PROBLEM REQUIREMENTS:
Separate out the lines that hold "What".

━━━ DATA ROWS ━━━

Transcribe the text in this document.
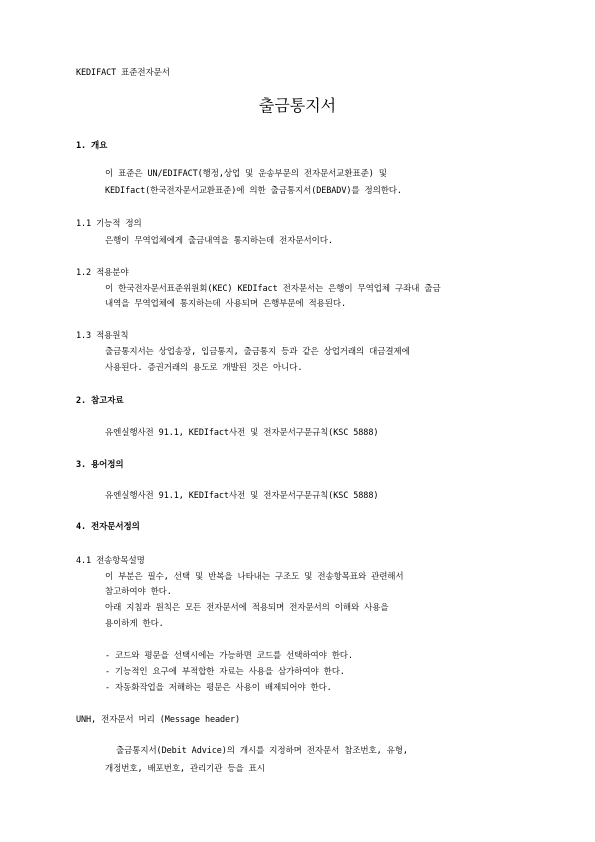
KEDIFACT 표준전자문서
출금통지서
1. 개요
이 표준은 UN/EDIFACT(행정,상업 및 운송부문의 전자문서교환표준) 및
KEDIfact(한국전자문서교환표준)에 의한 출금통지서(DEBADV)를 정의한다.
1.1 기능적 정의
은행이 무역업체에게 출금내역을 통지하는데 전자문서이다.
1.2 적용분야
이 한국전자문서표준위원회(KEC) KEDIfact 전자문서는 은행이 무역업체 구좌내 출금
내역을 무역업체에 통지하는데 사용되며 은행부문에 적용된다.
1.3 적용원칙
출금통지서는 상업송장, 입금통지, 출금통지 등과 같은 상업거래의 대금결제에
사용된다. 증권거래의 용도로 개발된 것은 아니다.
2. 참고자료
유엔실행사전 91.1, KEDIfact사전 및 전자문서구문규칙(KSC 5888)
3. 용어정의
유엔실행사전 91.1, KEDIfact사전 및 전자문서구문규칙(KSC 5888)
4. 전자문서정의
4.1 전송항목설명
이 부분은 필수, 선택 및 반복을 나타내는 구조도 및 전송항목표와 관련해서
참고하여야 한다.
아래 지침과 원칙은 모든 전자문서에 적용되며 전자문서의 이해와 사용을
용이하게 한다.
- 코드와 평문을 선택시에는 가능하면 코드를 선택하여야 한다.
- 기능적인 요구에 부적합한 자료는 사용을 삼가하여야 한다.
- 자동화작업을 저해하는 평문은 사용이 배제되어야 한다.
UNH, 전자문서 머리 (Message header)
출금통지서(Debit Advice)의 개시를 지정하며 전자문서 참조번호, 유형,
개정번호, 배포번호, 관리기관 등을 표시
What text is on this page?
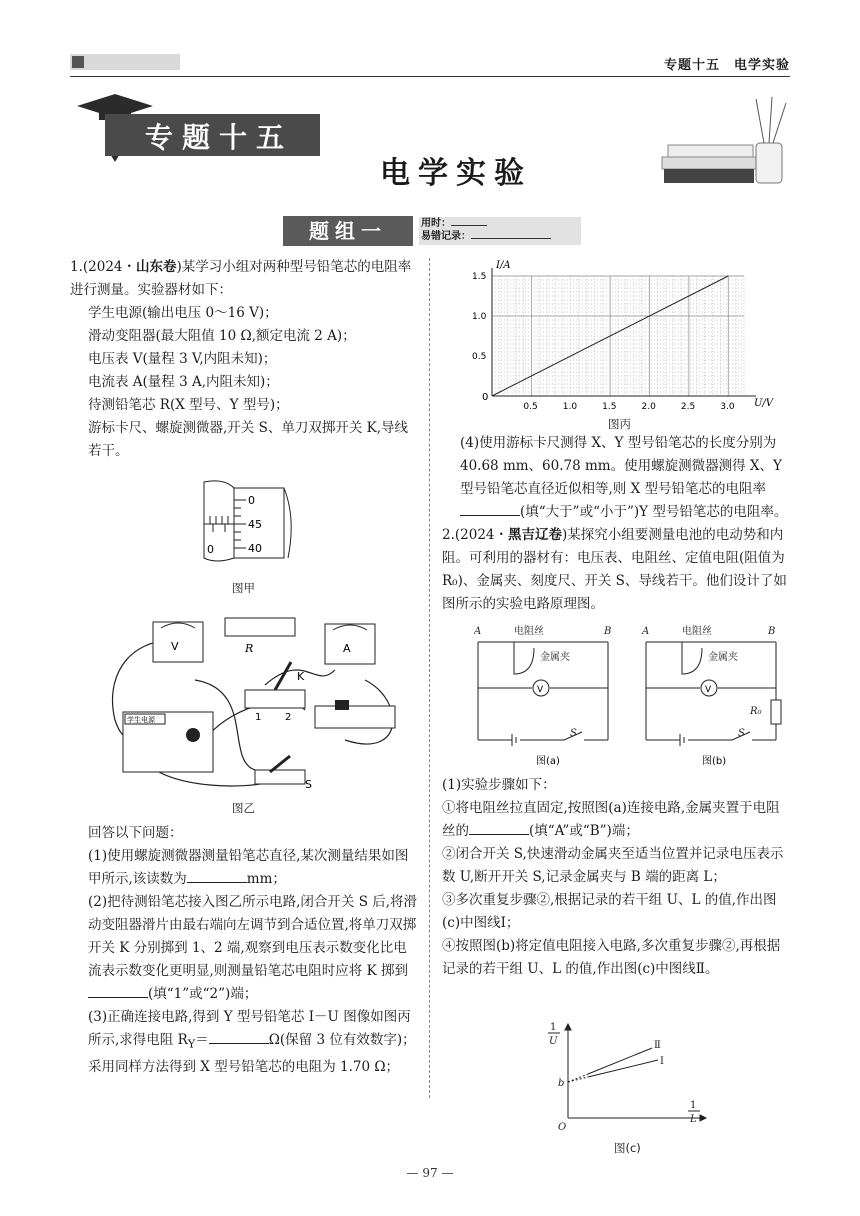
专题十五　电学实验
专题十五
电学实验
题组一	用时：
易错记录：

1.(2024・山东卷)某学习小组对两种型号铅笔芯的电阻率进行测量。实验器材如下：

学生电源(输出电压 0～16 V)；

滑动变阻器(最大阻值 10 Ω,额定电流 2 A)；

电压表 V(量程 3 V,内阻未知)；

电流表 A(量程 3 A,内阻未知)；

待测铅笔芯 R(X 型号、Y 型号)；

游标卡尺、螺旋测微器,开关 S、单刀双掷开关 K,导线若干。

0
45
40
0
图甲
V	R	A
K
1 2
学生电源
S
图乙

回答以下问题：

(1)使用螺旋测微器测量铅笔芯直径,某次测量结果如图甲所示,该读数为	mm；

(2)把待测铅笔芯接入图乙所示电路,闭合开关 S 后,将滑动变阻器滑片由最右端向左调节到合适位置,将单刀双掷开关 K 分别掷到 1、2 端,观察到电压表示数变化比电流表示数变化更明显,则测量铅笔芯电阻时应将 K 掷到(填“1”或“2”)端；

(3)正确连接电路,得到 Y 型号铅笔芯 I－U 图像如图丙所示,求得电阻 $R_Y=$	Ω(保留 3 位有效数字)；采用同样方法得到 X 型号铅笔芯的电阻为 1.70 Ω；

0.5	1.0	1.5	2.0	2.5	3.0
0.5
1.0
1.5
I/A
U/V
0
图丙

(4)使用游标卡尺测得 X、Y 型号铅笔芯的长度分别为 40.68 mm、60.78 mm。使用螺旋测微器测得 X、Y 型号铅笔芯直径近似相等,则 X 型号铅笔芯的电阻率(填“大于”或“小于”)Y 型号铅笔芯的电阻率。

2.(2024・黑吉辽卷)某探究小组要测量电池的电动势和内阻。可利用的器材有：电压表、电阻丝、定值电阻(阻值为 R₀)、金属夹、刻度尺、开关 S、导线若干。他们设计了如图所示的实验电路原理图。

A	B
电阻丝
金属夹
S
A	B
电阻丝
金属夹
S
R₀
V	V
图(a)	图(b)

(1)实验步骤如下：

①将电阻丝拉直固定,按照图(a)连接电路,金属夹置于电阻丝的	(填“A”或“B”)端；

②闭合开关 S,快速滑动金属夹至适当位置并记录电压表示数 U,断开开关 S,记录金属夹与 B 端的距离 L；

③多次重复步骤②,根据记录的若干组 U、L 的值,作出图(c)中图线Ⅰ；

④按照图(b)将定值电阻接入电路,多次重复步骤②,再根据记录的若干组 U、L 的值,作出图(c)中图线Ⅱ。

1
U
1
L
O
b
Ⅱ
Ⅰ
图(c)
— 97 —
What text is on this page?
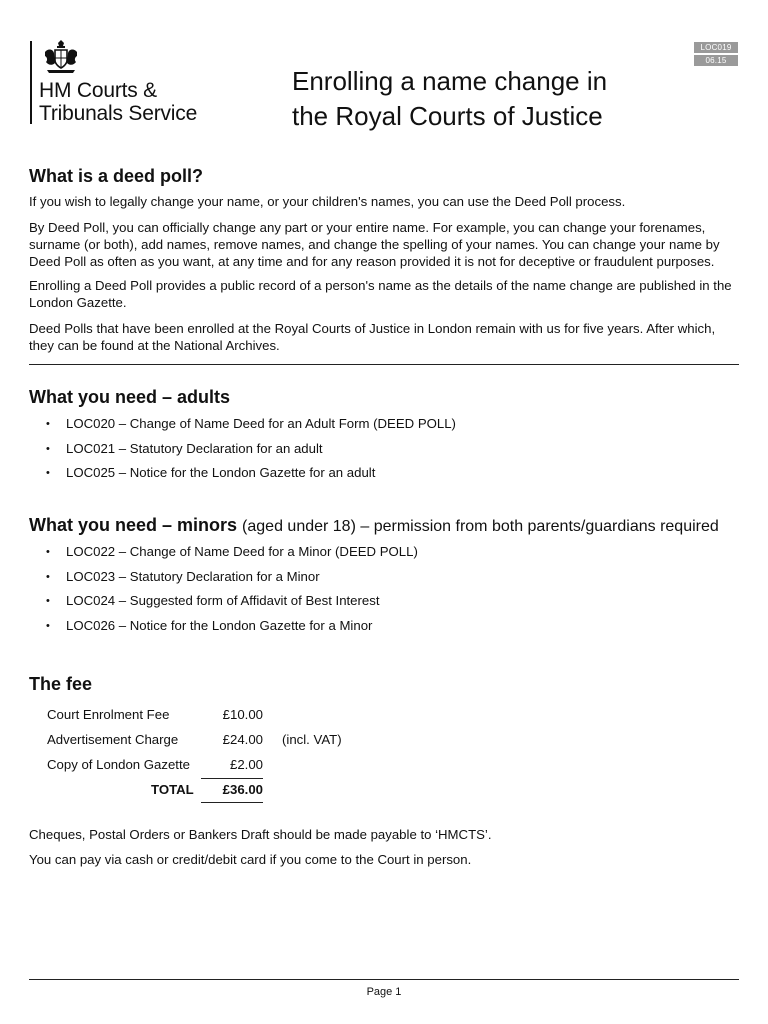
HM Courts &
Tribunals Service
Enrolling a name change in
the Royal Courts of Justice
LOC019
06.15
What is a deed poll?

If you wish to legally change your name, or your children's names, you can use the Deed Poll process.

By Deed Poll, you can officially change any part or your entire name. For example, you can change your forenames, surname (or both), add names, remove names, and change the spelling of your names. You can change your name by Deed Poll as often as you want, at any time and for any reason provided it is not for deceptive or fraudulent purposes.

Enrolling a Deed Poll provides a public record of a person's name as the details of the name change are published in the London Gazette.

Deed Polls that have been enrolled at the Royal Courts of Justice in London remain with us for five years. After which, they can be found at the National Archives.

What you need – adults
• LOC020 – Change of Name Deed for an Adult Form (DEED POLL)
• LOC021 – Statutory Declaration for an adult
• LOC025 – Notice for the London Gazette for an adult
What you need – minors (aged under 18) – permission from both parents/guardians required
• LOC022 – Change of Name Deed for a Minor (DEED POLL)
• LOC023 – Statutory Declaration for a Minor
• LOC024 – Suggested form of Affidavit of Best Interest
• LOC026 – Notice for the London Gazette for a Minor
The fee
Court Enrolment Fee	£10.00
Advertisement Charge	£24.00 (incl. VAT)
Copy of London Gazette	£2.00
TOTAL	£36.00

Cheques, Postal Orders or Bankers Draft should be made payable to ‘HMCTS’.

You can pay via cash or credit/debit card if you come to the Court in person.

Page 1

━━━

WRITTEN SOLUTION:
What text is on this page?
What text is on this page?
What is a deed poll?
What you need – adults
What you need – minors (aged under 18) – permission from both parents/guardians required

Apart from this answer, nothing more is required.